* _Set exercise_
Pictures do not belong in your copy. Repeat all the other data exactly.

— BEGIN Material provided —

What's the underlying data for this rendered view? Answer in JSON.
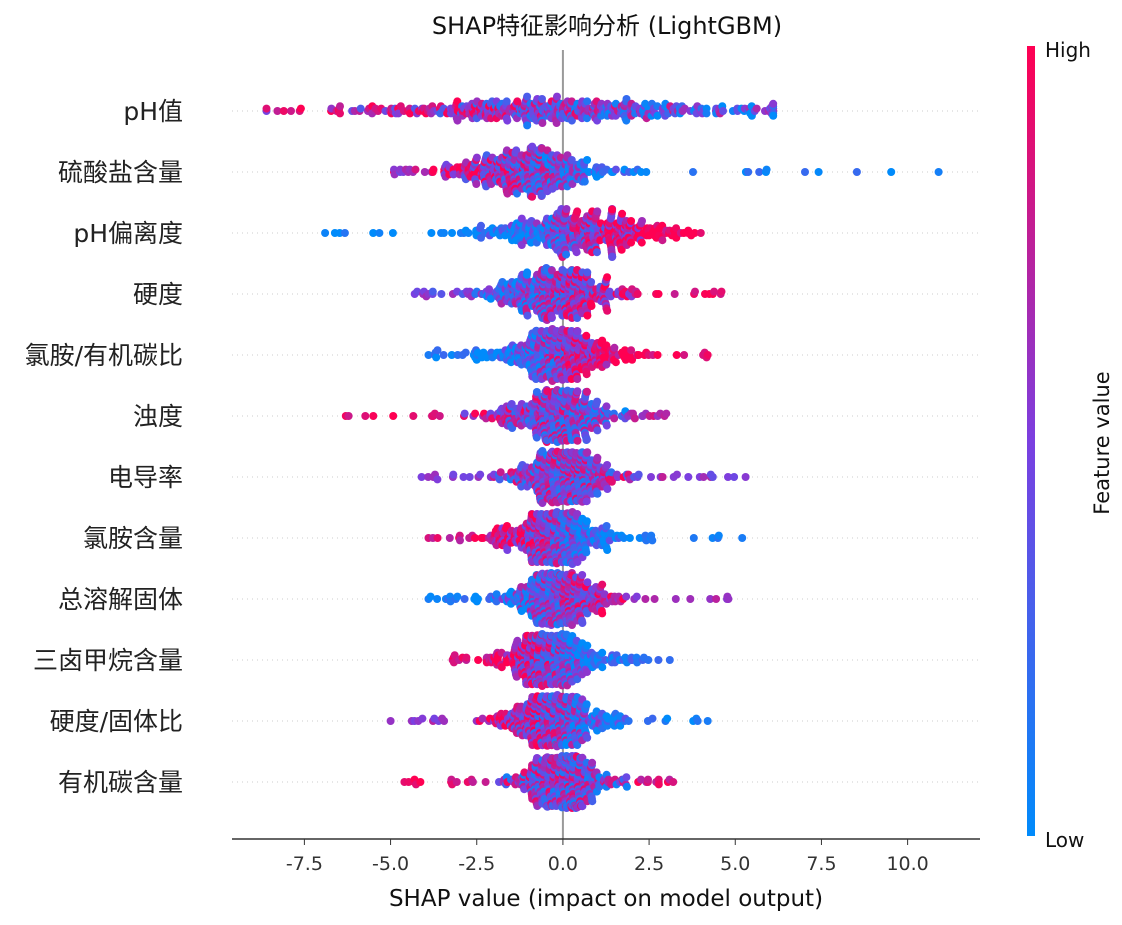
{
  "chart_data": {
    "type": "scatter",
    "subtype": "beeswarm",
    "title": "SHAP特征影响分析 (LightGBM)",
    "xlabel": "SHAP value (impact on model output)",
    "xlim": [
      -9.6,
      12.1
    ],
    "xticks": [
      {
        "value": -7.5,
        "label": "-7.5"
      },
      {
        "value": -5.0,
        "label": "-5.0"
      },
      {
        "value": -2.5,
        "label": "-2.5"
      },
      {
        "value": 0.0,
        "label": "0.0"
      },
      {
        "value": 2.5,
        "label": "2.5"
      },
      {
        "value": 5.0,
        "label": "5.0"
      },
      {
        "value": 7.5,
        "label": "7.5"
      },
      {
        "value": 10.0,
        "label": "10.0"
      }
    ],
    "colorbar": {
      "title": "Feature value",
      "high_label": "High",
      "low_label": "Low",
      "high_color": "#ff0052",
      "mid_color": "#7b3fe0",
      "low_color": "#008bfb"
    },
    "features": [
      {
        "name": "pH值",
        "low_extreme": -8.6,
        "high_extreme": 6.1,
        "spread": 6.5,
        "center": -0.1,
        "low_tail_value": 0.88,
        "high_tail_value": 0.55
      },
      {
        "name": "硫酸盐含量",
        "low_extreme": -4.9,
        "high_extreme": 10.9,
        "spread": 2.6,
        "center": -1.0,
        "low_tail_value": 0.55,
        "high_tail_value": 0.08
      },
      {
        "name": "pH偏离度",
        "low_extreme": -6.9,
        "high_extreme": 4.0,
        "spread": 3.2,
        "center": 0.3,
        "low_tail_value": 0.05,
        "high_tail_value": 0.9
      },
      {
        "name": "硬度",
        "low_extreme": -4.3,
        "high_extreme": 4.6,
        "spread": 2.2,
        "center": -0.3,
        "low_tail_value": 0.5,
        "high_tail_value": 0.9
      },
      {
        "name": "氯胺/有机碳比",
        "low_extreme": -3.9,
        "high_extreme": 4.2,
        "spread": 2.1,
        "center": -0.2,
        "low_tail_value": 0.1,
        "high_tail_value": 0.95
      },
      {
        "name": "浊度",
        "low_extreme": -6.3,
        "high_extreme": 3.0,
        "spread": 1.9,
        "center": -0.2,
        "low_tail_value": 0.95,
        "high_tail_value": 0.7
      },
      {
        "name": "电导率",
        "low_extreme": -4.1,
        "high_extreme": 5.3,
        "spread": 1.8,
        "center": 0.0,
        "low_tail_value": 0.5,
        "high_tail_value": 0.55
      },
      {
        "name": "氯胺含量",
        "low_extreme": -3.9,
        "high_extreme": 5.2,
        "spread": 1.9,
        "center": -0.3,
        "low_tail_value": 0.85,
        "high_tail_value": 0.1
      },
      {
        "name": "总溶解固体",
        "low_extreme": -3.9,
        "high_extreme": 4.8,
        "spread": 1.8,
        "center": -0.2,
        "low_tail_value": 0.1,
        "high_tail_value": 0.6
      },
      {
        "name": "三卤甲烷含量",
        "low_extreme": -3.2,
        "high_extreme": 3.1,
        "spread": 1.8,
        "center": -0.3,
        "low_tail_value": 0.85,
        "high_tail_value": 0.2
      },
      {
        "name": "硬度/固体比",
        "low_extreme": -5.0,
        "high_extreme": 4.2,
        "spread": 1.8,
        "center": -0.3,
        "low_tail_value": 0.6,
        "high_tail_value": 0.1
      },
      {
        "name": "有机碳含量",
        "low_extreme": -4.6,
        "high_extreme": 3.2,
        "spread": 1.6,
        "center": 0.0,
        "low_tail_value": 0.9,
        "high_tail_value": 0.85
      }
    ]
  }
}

— END Material provided —

* _Response to this task_
What's the underlying data for this rendered view? Answer in JSON.
{
  "chart_data": {
    "type": "scatter",
    "subtype": "beeswarm",
    "title": "SHAP特征影响分析 (LightGBM)",
    "xlabel": "SHAP value (impact on model output)",
    "xlim": [
      -9.6,
      12.1
    ],
    "xticks": [
      {
        "value": -7.5,
        "label": "-7.5"
      },
      {
        "value": -5.0,
        "label": "-5.0"
      },
      {
        "value": -2.5,
        "label": "-2.5"
      },
      {
        "value": 0.0,
        "label": "0.0"
      },
      {
        "value": 2.5,
        "label": "2.5"
      },
      {
        "value": 5.0,
        "label": "5.0"
      },
      {
        "value": 7.5,
        "label": "7.5"
      },
      {
        "value": 10.0,
        "label": "10.0"
      }
    ],
    "colorbar": {
      "title": "Feature value",
      "high_label": "High",
      "low_label": "Low",
      "high_color": "#ff0052",
      "mid_color": "#7b3fe0",
      "low_color": "#008bfb"
    },
    "features": [
      {
        "name": "pH值",
        "low_extreme": -8.6,
        "high_extreme": 6.1,
        "spread": 6.5,
        "center": -0.1,
        "low_tail_value": 0.88,
        "high_tail_value": 0.55
      },
      {
        "name": "硫酸盐含量",
        "low_extreme": -4.9,
        "high_extreme": 10.9,
        "spread": 2.6,
        "center": -1.0,
        "low_tail_value": 0.55,
        "high_tail_value": 0.08
      },
      {
        "name": "pH偏离度",
        "low_extreme": -6.9,
        "high_extreme": 4.0,
        "spread": 3.2,
        "center": 0.3,
        "low_tail_value": 0.05,
        "high_tail_value": 0.9
      },
      {
        "name": "硬度",
        "low_extreme": -4.3,
        "high_extreme": 4.6,
        "spread": 2.2,
        "center": -0.3,
        "low_tail_value": 0.5,
        "high_tail_value": 0.9
      },
      {
        "name": "氯胺/有机碳比",
        "low_extreme": -3.9,
        "high_extreme": 4.2,
        "spread": 2.1,
        "center": -0.2,
        "low_tail_value": 0.1,
        "high_tail_value": 0.95
      },
      {
        "name": "浊度",
        "low_extreme": -6.3,
        "high_extreme": 3.0,
        "spread": 1.9,
        "center": -0.2,
        "low_tail_value": 0.95,
        "high_tail_value": 0.7
      },
      {
        "name": "电导率",
        "low_extreme": -4.1,
        "high_extreme": 5.3,
        "spread": 1.8,
        "center": 0.0,
        "low_tail_value": 0.5,
        "high_tail_value": 0.55
      },
      {
        "name": "氯胺含量",
        "low_extreme": -3.9,
        "high_extreme": 5.2,
        "spread": 1.9,
        "center": -0.3,
        "low_tail_value": 0.85,
        "high_tail_value": 0.1
      },
      {
        "name": "总溶解固体",
        "low_extreme": -3.9,
        "high_extreme": 4.8,
        "spread": 1.8,
        "center": -0.2,
        "low_tail_value": 0.1,
        "high_tail_value": 0.6
      },
      {
        "name": "三卤甲烷含量",
        "low_extreme": -3.2,
        "high_extreme": 3.1,
        "spread": 1.8,
        "center": -0.3,
        "low_tail_value": 0.85,
        "high_tail_value": 0.2
      },
      {
        "name": "硬度/固体比",
        "low_extreme": -5.0,
        "high_extreme": 4.2,
        "spread": 1.8,
        "center": -0.3,
        "low_tail_value": 0.6,
        "high_tail_value": 0.1
      },
      {
        "name": "有机碳含量",
        "low_extreme": -4.6,
        "high_extreme": 3.2,
        "spread": 1.6,
        "center": 0.0,
        "low_tail_value": 0.9,
        "high_tail_value": 0.85
      }
    ]
  }
}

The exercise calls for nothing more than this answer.